## begin The input

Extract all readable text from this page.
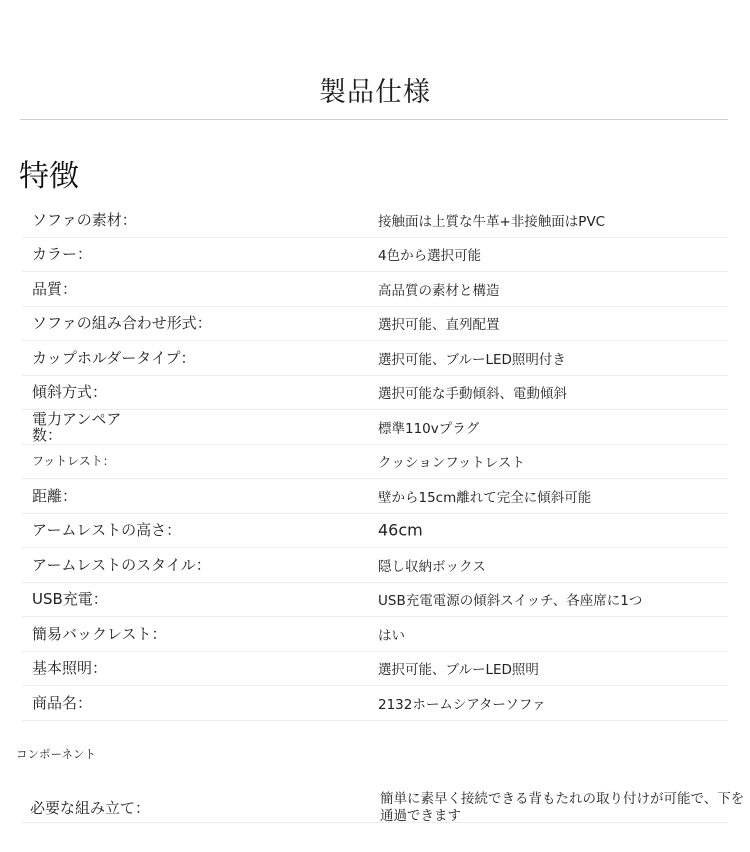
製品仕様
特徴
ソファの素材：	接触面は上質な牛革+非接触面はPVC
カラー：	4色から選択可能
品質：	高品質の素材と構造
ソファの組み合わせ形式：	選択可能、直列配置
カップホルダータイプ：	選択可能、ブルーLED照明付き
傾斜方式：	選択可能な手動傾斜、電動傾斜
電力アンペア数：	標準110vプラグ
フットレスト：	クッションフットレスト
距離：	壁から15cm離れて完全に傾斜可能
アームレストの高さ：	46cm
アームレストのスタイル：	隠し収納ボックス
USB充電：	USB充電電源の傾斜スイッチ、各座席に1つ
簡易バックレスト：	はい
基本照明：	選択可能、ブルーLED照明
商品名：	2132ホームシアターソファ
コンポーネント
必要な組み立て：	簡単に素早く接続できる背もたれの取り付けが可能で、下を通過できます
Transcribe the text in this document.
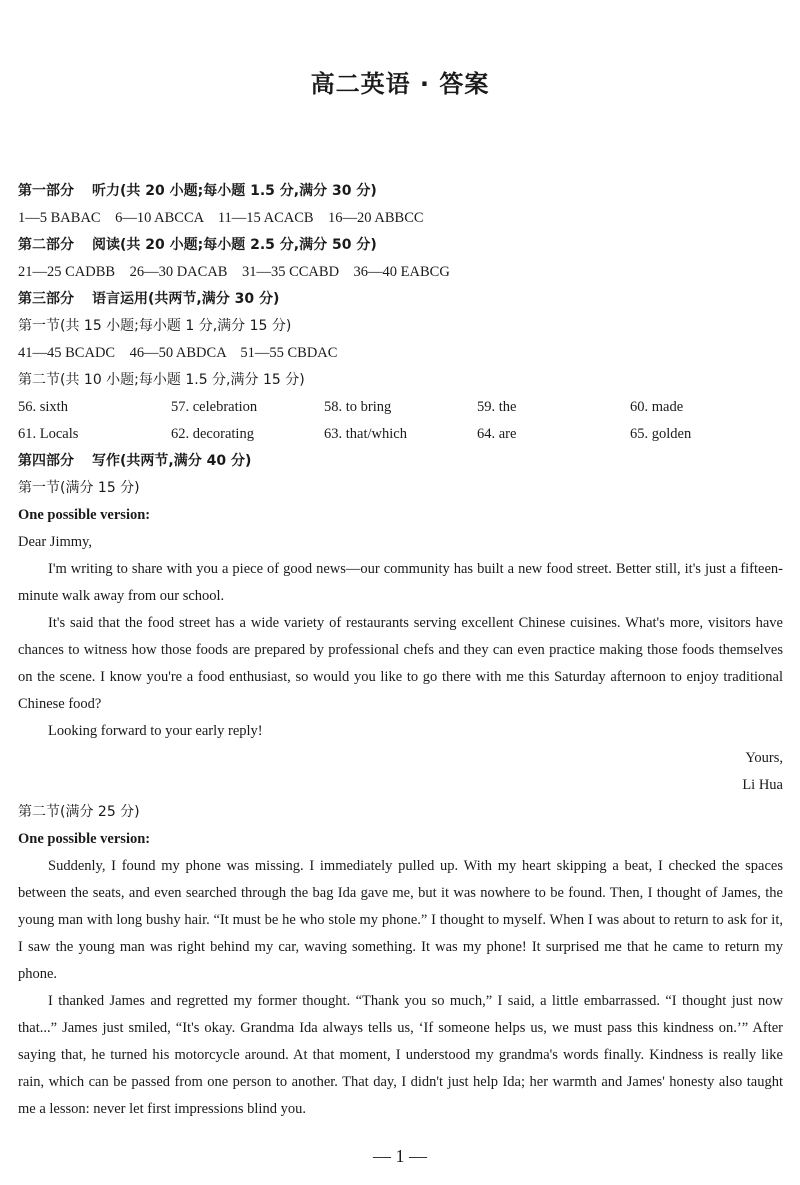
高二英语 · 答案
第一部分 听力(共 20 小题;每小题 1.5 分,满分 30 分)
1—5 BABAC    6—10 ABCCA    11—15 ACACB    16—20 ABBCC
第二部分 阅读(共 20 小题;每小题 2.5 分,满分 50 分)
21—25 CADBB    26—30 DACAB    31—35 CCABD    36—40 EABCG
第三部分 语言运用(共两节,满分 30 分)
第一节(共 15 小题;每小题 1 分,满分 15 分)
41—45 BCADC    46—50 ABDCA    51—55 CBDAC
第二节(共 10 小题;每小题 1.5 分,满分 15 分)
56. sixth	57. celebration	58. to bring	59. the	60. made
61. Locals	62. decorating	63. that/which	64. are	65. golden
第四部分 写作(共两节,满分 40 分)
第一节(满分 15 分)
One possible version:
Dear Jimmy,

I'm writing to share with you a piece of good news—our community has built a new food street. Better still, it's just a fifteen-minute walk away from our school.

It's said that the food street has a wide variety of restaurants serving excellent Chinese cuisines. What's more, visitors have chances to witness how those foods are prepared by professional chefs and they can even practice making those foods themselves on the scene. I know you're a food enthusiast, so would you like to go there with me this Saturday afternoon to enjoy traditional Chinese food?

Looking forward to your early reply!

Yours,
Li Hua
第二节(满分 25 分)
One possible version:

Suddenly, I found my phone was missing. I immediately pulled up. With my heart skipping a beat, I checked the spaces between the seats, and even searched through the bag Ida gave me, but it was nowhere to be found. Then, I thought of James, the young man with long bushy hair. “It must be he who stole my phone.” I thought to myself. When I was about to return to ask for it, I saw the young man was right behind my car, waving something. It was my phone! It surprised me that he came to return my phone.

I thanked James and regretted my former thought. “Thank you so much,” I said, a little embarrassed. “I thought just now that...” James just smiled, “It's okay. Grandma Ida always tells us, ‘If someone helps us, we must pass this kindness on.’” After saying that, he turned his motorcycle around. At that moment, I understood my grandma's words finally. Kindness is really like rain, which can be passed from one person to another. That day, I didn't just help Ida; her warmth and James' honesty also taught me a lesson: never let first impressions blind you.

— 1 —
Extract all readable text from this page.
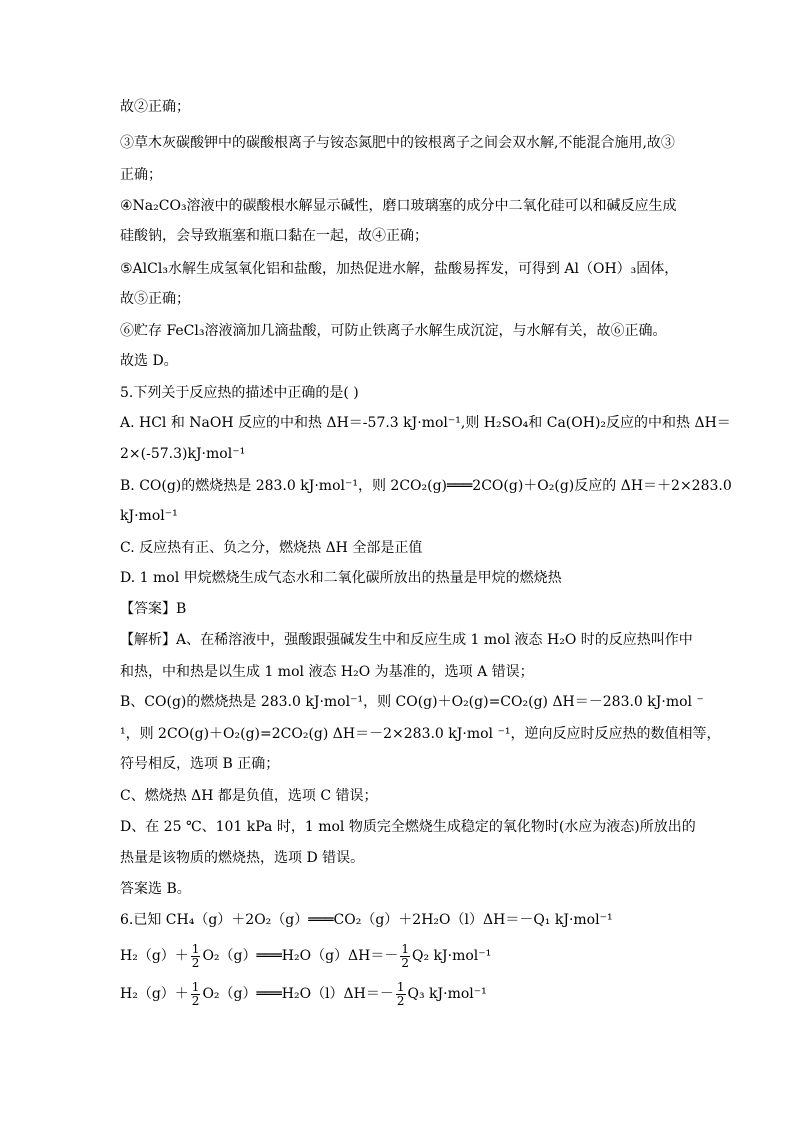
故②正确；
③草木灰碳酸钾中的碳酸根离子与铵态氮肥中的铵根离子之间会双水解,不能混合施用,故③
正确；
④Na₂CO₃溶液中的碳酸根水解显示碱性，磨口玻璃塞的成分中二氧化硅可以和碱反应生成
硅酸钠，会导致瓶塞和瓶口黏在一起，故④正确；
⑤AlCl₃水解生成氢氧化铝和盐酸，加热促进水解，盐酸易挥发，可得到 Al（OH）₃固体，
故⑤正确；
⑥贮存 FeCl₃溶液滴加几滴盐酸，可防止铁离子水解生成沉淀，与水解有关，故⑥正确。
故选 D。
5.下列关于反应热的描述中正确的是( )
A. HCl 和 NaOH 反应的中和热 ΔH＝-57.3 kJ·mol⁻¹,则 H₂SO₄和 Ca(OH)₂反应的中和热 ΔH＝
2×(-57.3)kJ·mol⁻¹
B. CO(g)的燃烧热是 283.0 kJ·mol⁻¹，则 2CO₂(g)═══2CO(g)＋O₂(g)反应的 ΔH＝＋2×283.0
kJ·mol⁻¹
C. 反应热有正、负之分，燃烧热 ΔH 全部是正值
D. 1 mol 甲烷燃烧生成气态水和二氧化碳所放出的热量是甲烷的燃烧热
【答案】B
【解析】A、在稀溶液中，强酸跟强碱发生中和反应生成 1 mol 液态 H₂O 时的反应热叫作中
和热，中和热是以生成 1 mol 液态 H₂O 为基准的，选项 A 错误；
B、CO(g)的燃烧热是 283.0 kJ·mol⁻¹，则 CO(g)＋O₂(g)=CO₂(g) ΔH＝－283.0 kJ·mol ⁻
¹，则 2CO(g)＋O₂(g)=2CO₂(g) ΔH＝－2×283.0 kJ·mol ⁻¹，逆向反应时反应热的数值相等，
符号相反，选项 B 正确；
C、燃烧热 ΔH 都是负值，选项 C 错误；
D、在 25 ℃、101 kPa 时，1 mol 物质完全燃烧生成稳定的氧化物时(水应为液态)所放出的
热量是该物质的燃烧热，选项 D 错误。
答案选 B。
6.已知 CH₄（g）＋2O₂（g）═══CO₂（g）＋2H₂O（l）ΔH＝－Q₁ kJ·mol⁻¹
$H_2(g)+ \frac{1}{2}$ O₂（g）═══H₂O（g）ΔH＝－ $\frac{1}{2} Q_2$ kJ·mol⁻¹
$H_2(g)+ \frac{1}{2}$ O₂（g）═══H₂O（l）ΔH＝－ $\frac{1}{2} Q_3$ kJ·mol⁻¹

## end The input

Reproduce all entries without any change, and omit the pictures.

Extract all readable text from this page.
製品仕様
特徴
ソファの素材：	接触面は上質な牛革+非接触面はPVC
カラー：	4色から選択可能
品質：	高品質の素材と構造
ソファの組み合わせ形式：	選択可能、直列配置
カップホルダータイプ：	選択可能、ブルーLED照明付き
傾斜方式：	選択可能な手動傾斜、電動傾斜
電力アンペア数：	標準110vプラグ
フットレスト：	クッションフットレスト
距離：	壁から15cm離れて完全に傾斜可能
アームレストの高さ：	46cm
アームレストのスタイル：	隠し収納ボックス
USB充電：	USB充電電源の傾斜スイッチ、各座席に1つ
簡易バックレスト：	はい
基本照明：	選択可能、ブルーLED照明
商品名：	2132ホームシアターソファ
コンポーネント
必要な組み立て：	簡単に素早く接続できる背もたれの取り付けが可能で、下を通過できます
Transcribe the text in this document.
高二英语 · 答案
第一部分 听力(共 20 小题;每小题 1.5 分,满分 30 分)
1—5 BABAC    6—10 ABCCA    11—15 ACACB    16—20 ABBCC
第二部分 阅读(共 20 小题;每小题 2.5 分,满分 50 分)
21—25 CADBB    26—30 DACAB    31—35 CCABD    36—40 EABCG
第三部分 语言运用(共两节,满分 30 分)
第一节(共 15 小题;每小题 1 分,满分 15 分)
41—45 BCADC    46—50 ABDCA    51—55 CBDAC
第二节(共 10 小题;每小题 1.5 分,满分 15 分)
56. sixth	57. celebration	58. to bring	59. the	60. made
61. Locals	62. decorating	63. that/which	64. are	65. golden
第四部分 写作(共两节,满分 40 分)
第一节(满分 15 分)
One possible version:
Dear Jimmy,

I'm writing to share with you a piece of good news—our community has built a new food street. Better still, it's just a fifteen-minute walk away from our school.

It's said that the food street has a wide variety of restaurants serving excellent Chinese cuisines. What's more, visitors have chances to witness how those foods are prepared by professional chefs and they can even practice making those foods themselves on the scene. I know you're a food enthusiast, so would you like to go there with me this Saturday afternoon to enjoy traditional Chinese food?

Looking forward to your early reply!

Yours,
Li Hua
第二节(满分 25 分)
One possible version:

Suddenly, I found my phone was missing. I immediately pulled up. With my heart skipping a beat, I checked the spaces between the seats, and even searched through the bag Ida gave me, but it was nowhere to be found. Then, I thought of James, the young man with long bushy hair. “It must be he who stole my phone.” I thought to myself. When I was about to return to ask for it, I saw the young man was right behind my car, waving something. It was my phone! It surprised me that he came to return my phone.

I thanked James and regretted my former thought. “Thank you so much,” I said, a little embarrassed. “I thought just now that...” James just smiled, “It's okay. Grandma Ida always tells us, ‘If someone helps us, we must pass this kindness on.’” After saying that, he turned his motorcycle around. At that moment, I understood my grandma's words finally. Kindness is really like rain, which can be passed from one person to another. That day, I didn't just help Ida; her warmth and James' honesty also taught me a lesson: never let first impressions blind you.

— 1 —
Extract all readable text from this page.
故②正确；
③草木灰碳酸钾中的碳酸根离子与铵态氮肥中的铵根离子之间会双水解,不能混合施用,故③
正确；
④Na₂CO₃溶液中的碳酸根水解显示碱性，磨口玻璃塞的成分中二氧化硅可以和碱反应生成
硅酸钠，会导致瓶塞和瓶口黏在一起，故④正确；
⑤AlCl₃水解生成氢氧化铝和盐酸，加热促进水解，盐酸易挥发，可得到 Al（OH）₃固体，
故⑤正确；
⑥贮存 FeCl₃溶液滴加几滴盐酸，可防止铁离子水解生成沉淀，与水解有关，故⑥正确。
故选 D。
5.下列关于反应热的描述中正确的是( )
A. HCl 和 NaOH 反应的中和热 ΔH＝-57.3 kJ·mol⁻¹,则 H₂SO₄和 Ca(OH)₂反应的中和热 ΔH＝
2×(-57.3)kJ·mol⁻¹
B. CO(g)的燃烧热是 283.0 kJ·mol⁻¹，则 2CO₂(g)═══2CO(g)＋O₂(g)反应的 ΔH＝＋2×283.0
kJ·mol⁻¹
C. 反应热有正、负之分，燃烧热 ΔH 全部是正值
D. 1 mol 甲烷燃烧生成气态水和二氧化碳所放出的热量是甲烷的燃烧热
【答案】B
【解析】A、在稀溶液中，强酸跟强碱发生中和反应生成 1 mol 液态 H₂O 时的反应热叫作中
和热，中和热是以生成 1 mol 液态 H₂O 为基准的，选项 A 错误；
B、CO(g)的燃烧热是 283.0 kJ·mol⁻¹，则 CO(g)＋O₂(g)=CO₂(g) ΔH＝－283.0 kJ·mol ⁻
¹，则 2CO(g)＋O₂(g)=2CO₂(g) ΔH＝－2×283.0 kJ·mol ⁻¹，逆向反应时反应热的数值相等，
符号相反，选项 B 正确；
C、燃烧热 ΔH 都是负值，选项 C 错误；
D、在 25 ℃、101 kPa 时，1 mol 物质完全燃烧生成稳定的氧化物时(水应为液态)所放出的
热量是该物质的燃烧热，选项 D 错误。
答案选 B。
6.已知 CH₄（g）＋2O₂（g）═══CO₂（g）＋2H₂O（l）ΔH＝－Q₁ kJ·mol⁻¹
$H_2(g)+ \frac{1}{2}$ O₂（g）═══H₂O（g）ΔH＝－ $\frac{1}{2} Q_2$ kJ·mol⁻¹
$H_2(g)+ \frac{1}{2}$ O₂（g）═══H₂O（l）ΔH＝－ $\frac{1}{2} Q_3$ kJ·mol⁻¹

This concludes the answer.